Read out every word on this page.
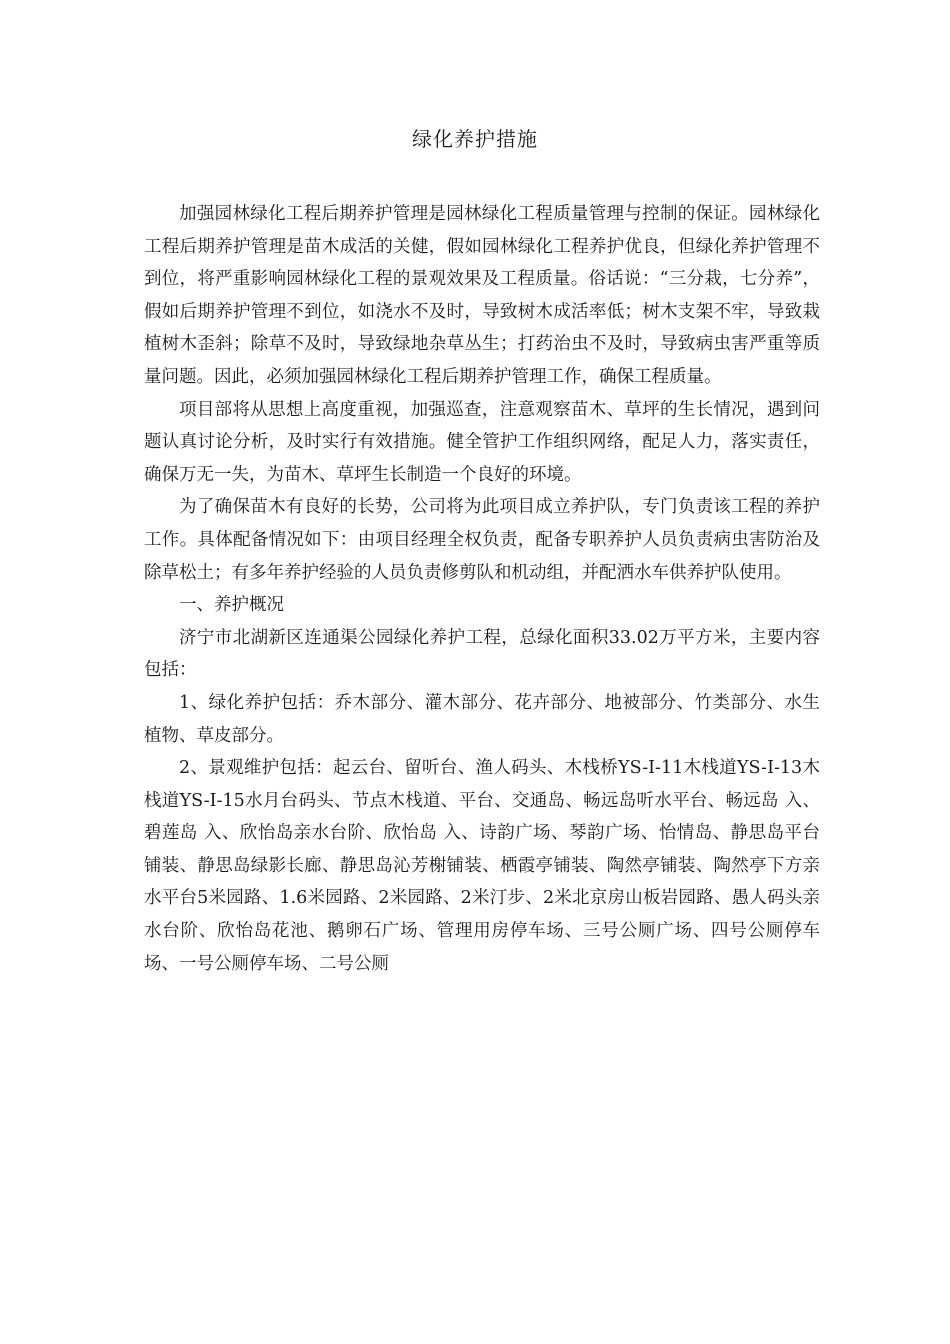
绿化养护措施

加强园林绿化工程后期养护管理是园林绿化工程质量管理与控制的保证。园林绿化工程后期养护管理是苗木成活的关健，假如园林绿化工程养护优良，但绿化养护管理不到位，将严重影响园林绿化工程的景观效果及工程质量。俗话说：“三分栽，七分养”，假如后期养护管理不到位，如浇水不及时，导致树木成活率低；树木支架不牢，导致栽植树木歪斜；除草不及时，导致绿地杂草丛生；打药治虫不及时，导致病虫害严重等质量问题。因此，必须加强园林绿化工程后期养护管理工作，确保工程质量。

项目部将从思想上高度重视，加强巡查，注意观察苗木、草坪的生长情况，遇到问题认真讨论分析，及时实行有效措施。健全管护工作组织网络，配足人力，落实责任，确保万无一失，为苗木、草坪生长制造一个良好的环境。

为了确保苗木有良好的长势，公司将为此项目成立养护队，专门负责该工程的养护工作。具体配备情况如下：由项目经理全权负责，配备专职养护人员负责病虫害防治及除草松土；有多年养护经验的人员负责修剪队和机动组，并配洒水车供养护队使用。

一、养护概况

济宁市北湖新区连通渠公园绿化养护工程，总绿化面积33.02万平方米，主要内容包括：

1、绿化养护包括：乔木部分、灌木部分、花卉部分、地被部分、竹类部分、水生植物、草皮部分。

2、景观维护包括：起云台、留听台、渔人码头、木栈桥YS-I-11木栈道YS-I-13木栈道YS-I-15水月台码头、节点木栈道、平台、交通岛、畅远岛听水平台、畅远岛 入、碧莲岛 入、欣怡岛亲水台阶、欣怡岛 入、诗韵广场、琴韵广场、怡情岛、静思岛平台铺装、静思岛绿影长廊、静思岛沁芳榭铺装、栖霞亭铺装、陶然亭铺装、陶然亭下方亲水平台5米园路、1.6米园路、2米园路、2米汀步、2米北京房山板岩园路、愚人码头亲水台阶、欣怡岛花池、鹅卵石广场、管理用房停车场、三号公厕广场、四号公厕停车场、一号公厕停车场、二号公厕
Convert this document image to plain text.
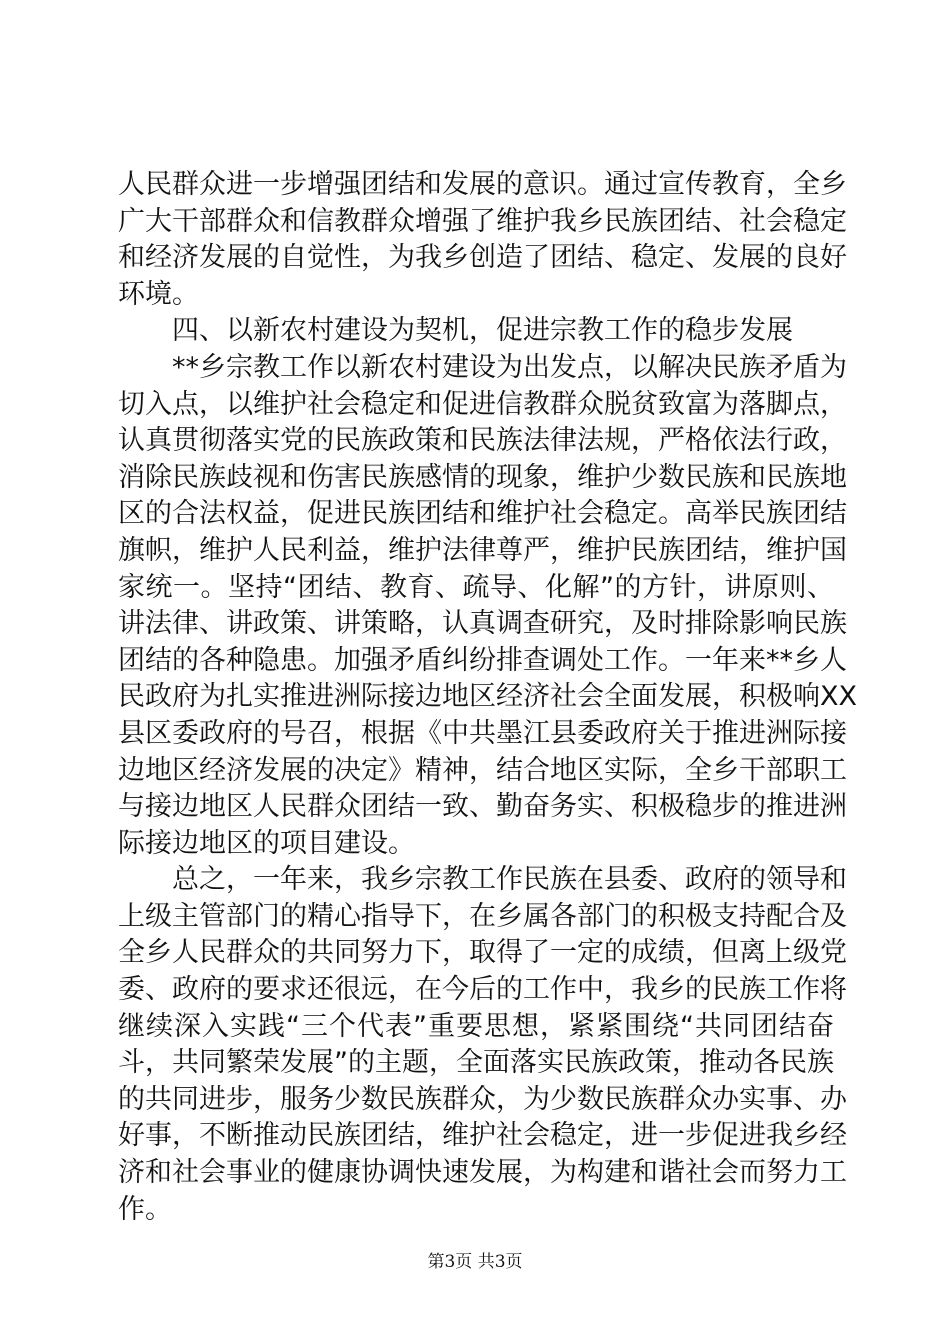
人民群众进一步增强团结和发展的意识。通过宣传教育，全乡
广大干部群众和信教群众增强了维护我乡民族团结、社会稳定
和经济发展的自觉性，为我乡创造了团结、稳定、发展的良好
环境。
　　四、以新农村建设为契机，促进宗教工作的稳步发展
　　**乡宗教工作以新农村建设为出发点，以解决民族矛盾为
切入点，以维护社会稳定和促进信教群众脱贫致富为落脚点，
认真贯彻落实党的民族政策和民族法律法规，严格依法行政，
消除民族歧视和伤害民族感情的现象，维护少数民族和民族地
区的合法权益，促进民族团结和维护社会稳定。高举民族团结
旗帜，维护人民利益，维护法律尊严，维护民族团结，维护国
家统一。坚持“团结、教育、疏导、化解”的方针，讲原则、
讲法律、讲政策、讲策略，认真调查研究，及时排除影响民族
团结的各种隐患。加强矛盾纠纷排查调处工作。一年来**乡人
民政府为扎实推进洲际接边地区经济社会全面发展，积极响XX
县区委政府的号召，根据《中共墨江县委政府关于推进洲际接
边地区经济发展的决定》精神，结合地区实际，全乡干部职工
与接边地区人民群众团结一致、勤奋务实、积极稳步的推进洲
际接边地区的项目建设。
　　总之，一年来，我乡宗教工作民族在县委、政府的领导和
上级主管部门的精心指导下，在乡属各部门的积极支持配合及
全乡人民群众的共同努力下，取得了一定的成绩，但离上级党
委、政府的要求还很远，在今后的工作中，我乡的民族工作将
继续深入实践“三个代表”重要思想，紧紧围绕“共同团结奋
斗，共同繁荣发展”的主题，全面落实民族政策，推动各民族
的共同进步，服务少数民族群众，为少数民族群众办实事、办
好事，不断推动民族团结，维护社会稳定，进一步促进我乡经
济和社会事业的健康协调快速发展，为构建和谐社会而努力工
作。
第3页 共3页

◆ STATED EXERCISE:
Retype the entries word for word. Omit any images.

◆ TASK ANSWER:
Read out every word on this page.
绿化养护措施

加强园林绿化工程后期养护管理是园林绿化工程质量管理与控制的保证。园林绿化工程后期养护管理是苗木成活的关健，假如园林绿化工程养护优良，但绿化养护管理不到位，将严重影响园林绿化工程的景观效果及工程质量。俗话说：“三分栽，七分养”，假如后期养护管理不到位，如浇水不及时，导致树木成活率低；树木支架不牢，导致栽植树木歪斜；除草不及时，导致绿地杂草丛生；打药治虫不及时，导致病虫害严重等质量问题。因此，必须加强园林绿化工程后期养护管理工作，确保工程质量。

项目部将从思想上高度重视，加强巡查，注意观察苗木、草坪的生长情况，遇到问题认真讨论分析，及时实行有效措施。健全管护工作组织网络，配足人力，落实责任，确保万无一失，为苗木、草坪生长制造一个良好的环境。

为了确保苗木有良好的长势，公司将为此项目成立养护队，专门负责该工程的养护工作。具体配备情况如下：由项目经理全权负责，配备专职养护人员负责病虫害防治及除草松土；有多年养护经验的人员负责修剪队和机动组，并配洒水车供养护队使用。

一、养护概况

济宁市北湖新区连通渠公园绿化养护工程，总绿化面积33.02万平方米，主要内容包括：

1、绿化养护包括：乔木部分、灌木部分、花卉部分、地被部分、竹类部分、水生植物、草皮部分。

2、景观维护包括：起云台、留听台、渔人码头、木栈桥YS-I-11木栈道YS-I-13木栈道YS-I-15水月台码头、节点木栈道、平台、交通岛、畅远岛听水平台、畅远岛 入、碧莲岛 入、欣怡岛亲水台阶、欣怡岛 入、诗韵广场、琴韵广场、怡情岛、静思岛平台铺装、静思岛绿影长廊、静思岛沁芳榭铺装、栖霞亭铺装、陶然亭铺装、陶然亭下方亲水平台5米园路、1.6米园路、2米园路、2米汀步、2米北京房山板岩园路、愚人码头亲水台阶、欣怡岛花池、鹅卵石广场、管理用房停车场、三号公厕广场、四号公厕停车场、一号公厕停车场、二号公厕
Convert this document image to plain text.
人民群众进一步增强团结和发展的意识。通过宣传教育，全乡
广大干部群众和信教群众增强了维护我乡民族团结、社会稳定
和经济发展的自觉性，为我乡创造了团结、稳定、发展的良好
环境。
　　四、以新农村建设为契机，促进宗教工作的稳步发展
　　**乡宗教工作以新农村建设为出发点，以解决民族矛盾为
切入点，以维护社会稳定和促进信教群众脱贫致富为落脚点，
认真贯彻落实党的民族政策和民族法律法规，严格依法行政，
消除民族歧视和伤害民族感情的现象，维护少数民族和民族地
区的合法权益，促进民族团结和维护社会稳定。高举民族团结
旗帜，维护人民利益，维护法律尊严，维护民族团结，维护国
家统一。坚持“团结、教育、疏导、化解”的方针，讲原则、
讲法律、讲政策、讲策略，认真调查研究，及时排除影响民族
团结的各种隐患。加强矛盾纠纷排查调处工作。一年来**乡人
民政府为扎实推进洲际接边地区经济社会全面发展，积极响XX
县区委政府的号召，根据《中共墨江县委政府关于推进洲际接
边地区经济发展的决定》精神，结合地区实际，全乡干部职工
与接边地区人民群众团结一致、勤奋务实、积极稳步的推进洲
际接边地区的项目建设。
　　总之，一年来，我乡宗教工作民族在县委、政府的领导和
上级主管部门的精心指导下，在乡属各部门的积极支持配合及
全乡人民群众的共同努力下，取得了一定的成绩，但离上级党
委、政府的要求还很远，在今后的工作中，我乡的民族工作将
继续深入实践“三个代表”重要思想，紧紧围绕“共同团结奋
斗，共同繁荣发展”的主题，全面落实民族政策，推动各民族
的共同进步，服务少数民族群众，为少数民族群众办实事、办
好事，不断推动民族团结，维护社会稳定，进一步促进我乡经
济和社会事业的健康协调快速发展，为构建和谐社会而努力工
作。
第3页 共3页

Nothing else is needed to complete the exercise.